Task details:
Copy each line below without leaving any out.

---- Data shown

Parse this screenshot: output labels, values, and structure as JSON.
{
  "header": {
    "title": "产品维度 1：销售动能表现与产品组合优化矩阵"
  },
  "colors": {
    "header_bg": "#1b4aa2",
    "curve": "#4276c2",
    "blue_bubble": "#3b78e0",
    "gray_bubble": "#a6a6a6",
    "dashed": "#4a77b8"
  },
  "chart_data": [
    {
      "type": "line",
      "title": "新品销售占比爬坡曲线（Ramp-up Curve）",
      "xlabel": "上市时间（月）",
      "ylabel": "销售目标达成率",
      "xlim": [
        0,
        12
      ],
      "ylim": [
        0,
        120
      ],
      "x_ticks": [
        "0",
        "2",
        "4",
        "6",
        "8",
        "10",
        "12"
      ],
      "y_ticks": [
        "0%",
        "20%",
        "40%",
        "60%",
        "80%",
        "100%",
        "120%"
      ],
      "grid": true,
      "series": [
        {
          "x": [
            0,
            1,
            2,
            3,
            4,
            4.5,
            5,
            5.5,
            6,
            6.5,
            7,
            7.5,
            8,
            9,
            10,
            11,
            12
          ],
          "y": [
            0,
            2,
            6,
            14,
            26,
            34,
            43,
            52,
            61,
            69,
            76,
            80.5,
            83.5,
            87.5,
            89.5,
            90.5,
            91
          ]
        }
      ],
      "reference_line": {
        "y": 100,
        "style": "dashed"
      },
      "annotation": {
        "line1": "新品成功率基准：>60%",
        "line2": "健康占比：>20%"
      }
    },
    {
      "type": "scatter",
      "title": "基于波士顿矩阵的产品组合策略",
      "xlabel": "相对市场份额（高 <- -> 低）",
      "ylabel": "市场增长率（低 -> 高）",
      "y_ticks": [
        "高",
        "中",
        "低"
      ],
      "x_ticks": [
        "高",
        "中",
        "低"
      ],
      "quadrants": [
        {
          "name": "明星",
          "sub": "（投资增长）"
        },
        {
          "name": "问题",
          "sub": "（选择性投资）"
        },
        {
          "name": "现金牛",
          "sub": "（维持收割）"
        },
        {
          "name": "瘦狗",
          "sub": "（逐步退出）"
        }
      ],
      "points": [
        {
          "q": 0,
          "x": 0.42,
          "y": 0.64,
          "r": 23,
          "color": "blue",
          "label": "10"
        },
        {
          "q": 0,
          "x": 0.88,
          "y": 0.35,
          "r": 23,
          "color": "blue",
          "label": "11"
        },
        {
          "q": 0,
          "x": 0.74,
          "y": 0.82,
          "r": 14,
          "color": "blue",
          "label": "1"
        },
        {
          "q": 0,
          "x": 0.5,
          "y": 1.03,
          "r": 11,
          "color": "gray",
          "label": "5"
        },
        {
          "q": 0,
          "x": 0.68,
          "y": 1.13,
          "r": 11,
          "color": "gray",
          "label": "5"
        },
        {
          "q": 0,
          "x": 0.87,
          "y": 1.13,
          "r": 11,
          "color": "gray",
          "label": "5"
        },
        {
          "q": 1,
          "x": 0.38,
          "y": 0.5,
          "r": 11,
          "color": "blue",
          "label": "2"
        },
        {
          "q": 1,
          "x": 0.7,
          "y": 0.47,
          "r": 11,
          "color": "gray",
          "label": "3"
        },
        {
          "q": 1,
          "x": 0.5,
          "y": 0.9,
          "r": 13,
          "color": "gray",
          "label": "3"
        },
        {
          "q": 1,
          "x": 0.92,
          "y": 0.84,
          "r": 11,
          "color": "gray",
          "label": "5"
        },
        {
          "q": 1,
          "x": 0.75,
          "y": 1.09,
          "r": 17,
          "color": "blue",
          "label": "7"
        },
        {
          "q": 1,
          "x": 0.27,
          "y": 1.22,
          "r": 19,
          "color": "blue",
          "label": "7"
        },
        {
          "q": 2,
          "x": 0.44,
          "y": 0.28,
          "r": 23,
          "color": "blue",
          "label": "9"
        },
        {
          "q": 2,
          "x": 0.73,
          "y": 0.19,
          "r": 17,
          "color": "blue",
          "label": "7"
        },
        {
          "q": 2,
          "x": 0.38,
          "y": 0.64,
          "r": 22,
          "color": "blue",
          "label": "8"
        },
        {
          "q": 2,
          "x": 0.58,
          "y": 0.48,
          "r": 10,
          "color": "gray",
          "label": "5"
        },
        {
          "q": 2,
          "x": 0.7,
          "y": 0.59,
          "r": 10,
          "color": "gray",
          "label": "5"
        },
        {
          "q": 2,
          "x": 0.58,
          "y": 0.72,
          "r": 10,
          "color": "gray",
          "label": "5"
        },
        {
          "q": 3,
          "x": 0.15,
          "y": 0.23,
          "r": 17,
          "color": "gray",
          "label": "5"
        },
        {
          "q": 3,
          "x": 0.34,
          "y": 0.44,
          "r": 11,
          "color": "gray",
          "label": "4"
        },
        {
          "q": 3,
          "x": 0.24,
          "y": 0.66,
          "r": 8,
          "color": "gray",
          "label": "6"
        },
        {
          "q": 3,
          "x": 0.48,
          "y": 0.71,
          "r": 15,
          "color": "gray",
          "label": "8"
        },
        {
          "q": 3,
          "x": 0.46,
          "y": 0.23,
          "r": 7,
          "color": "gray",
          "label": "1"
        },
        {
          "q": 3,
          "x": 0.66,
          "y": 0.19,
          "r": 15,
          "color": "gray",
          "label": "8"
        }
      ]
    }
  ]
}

--------

Task answer:
Parse this screenshot: output labels, values, and structure as JSON.
{
  "header": {
    "title": "产品维度 1：销售动能表现与产品组合优化矩阵"
  },
  "colors": {
    "header_bg": "#1b4aa2",
    "curve": "#4276c2",
    "blue_bubble": "#3b78e0",
    "gray_bubble": "#a6a6a6",
    "dashed": "#4a77b8"
  },
  "chart_data": [
    {
      "type": "line",
      "title": "新品销售占比爬坡曲线（Ramp-up Curve）",
      "xlabel": "上市时间（月）",
      "ylabel": "销售目标达成率",
      "xlim": [
        0,
        12
      ],
      "ylim": [
        0,
        120
      ],
      "x_ticks": [
        "0",
        "2",
        "4",
        "6",
        "8",
        "10",
        "12"
      ],
      "y_ticks": [
        "0%",
        "20%",
        "40%",
        "60%",
        "80%",
        "100%",
        "120%"
      ],
      "grid": true,
      "series": [
        {
          "x": [
            0,
            1,
            2,
            3,
            4,
            4.5,
            5,
            5.5,
            6,
            6.5,
            7,
            7.5,
            8,
            9,
            10,
            11,
            12
          ],
          "y": [
            0,
            2,
            6,
            14,
            26,
            34,
            43,
            52,
            61,
            69,
            76,
            80.5,
            83.5,
            87.5,
            89.5,
            90.5,
            91
          ]
        }
      ],
      "reference_line": {
        "y": 100,
        "style": "dashed"
      },
      "annotation": {
        "line1": "新品成功率基准：>60%",
        "line2": "健康占比：>20%"
      }
    },
    {
      "type": "scatter",
      "title": "基于波士顿矩阵的产品组合策略",
      "xlabel": "相对市场份额（高 <- -> 低）",
      "ylabel": "市场增长率（低 -> 高）",
      "y_ticks": [
        "高",
        "中",
        "低"
      ],
      "x_ticks": [
        "高",
        "中",
        "低"
      ],
      "quadrants": [
        {
          "name": "明星",
          "sub": "（投资增长）"
        },
        {
          "name": "问题",
          "sub": "（选择性投资）"
        },
        {
          "name": "现金牛",
          "sub": "（维持收割）"
        },
        {
          "name": "瘦狗",
          "sub": "（逐步退出）"
        }
      ],
      "points": [
        {
          "q": 0,
          "x": 0.42,
          "y": 0.64,
          "r": 23,
          "color": "blue",
          "label": "10"
        },
        {
          "q": 0,
          "x": 0.88,
          "y": 0.35,
          "r": 23,
          "color": "blue",
          "label": "11"
        },
        {
          "q": 0,
          "x": 0.74,
          "y": 0.82,
          "r": 14,
          "color": "blue",
          "label": "1"
        },
        {
          "q": 0,
          "x": 0.5,
          "y": 1.03,
          "r": 11,
          "color": "gray",
          "label": "5"
        },
        {
          "q": 0,
          "x": 0.68,
          "y": 1.13,
          "r": 11,
          "color": "gray",
          "label": "5"
        },
        {
          "q": 0,
          "x": 0.87,
          "y": 1.13,
          "r": 11,
          "color": "gray",
          "label": "5"
        },
        {
          "q": 1,
          "x": 0.38,
          "y": 0.5,
          "r": 11,
          "color": "blue",
          "label": "2"
        },
        {
          "q": 1,
          "x": 0.7,
          "y": 0.47,
          "r": 11,
          "color": "gray",
          "label": "3"
        },
        {
          "q": 1,
          "x": 0.5,
          "y": 0.9,
          "r": 13,
          "color": "gray",
          "label": "3"
        },
        {
          "q": 1,
          "x": 0.92,
          "y": 0.84,
          "r": 11,
          "color": "gray",
          "label": "5"
        },
        {
          "q": 1,
          "x": 0.75,
          "y": 1.09,
          "r": 17,
          "color": "blue",
          "label": "7"
        },
        {
          "q": 1,
          "x": 0.27,
          "y": 1.22,
          "r": 19,
          "color": "blue",
          "label": "7"
        },
        {
          "q": 2,
          "x": 0.44,
          "y": 0.28,
          "r": 23,
          "color": "blue",
          "label": "9"
        },
        {
          "q": 2,
          "x": 0.73,
          "y": 0.19,
          "r": 17,
          "color": "blue",
          "label": "7"
        },
        {
          "q": 2,
          "x": 0.38,
          "y": 0.64,
          "r": 22,
          "color": "blue",
          "label": "8"
        },
        {
          "q": 2,
          "x": 0.58,
          "y": 0.48,
          "r": 10,
          "color": "gray",
          "label": "5"
        },
        {
          "q": 2,
          "x": 0.7,
          "y": 0.59,
          "r": 10,
          "color": "gray",
          "label": "5"
        },
        {
          "q": 2,
          "x": 0.58,
          "y": 0.72,
          "r": 10,
          "color": "gray",
          "label": "5"
        },
        {
          "q": 3,
          "x": 0.15,
          "y": 0.23,
          "r": 17,
          "color": "gray",
          "label": "5"
        },
        {
          "q": 3,
          "x": 0.34,
          "y": 0.44,
          "r": 11,
          "color": "gray",
          "label": "4"
        },
        {
          "q": 3,
          "x": 0.24,
          "y": 0.66,
          "r": 8,
          "color": "gray",
          "label": "6"
        },
        {
          "q": 3,
          "x": 0.48,
          "y": 0.71,
          "r": 15,
          "color": "gray",
          "label": "8"
        },
        {
          "q": 3,
          "x": 0.46,
          "y": 0.23,
          "r": 7,
          "color": "gray",
          "label": "1"
        },
        {
          "q": 3,
          "x": 0.66,
          "y": 0.19,
          "r": 15,
          "color": "gray",
          "label": "8"
        }
      ]
    }
  ]
}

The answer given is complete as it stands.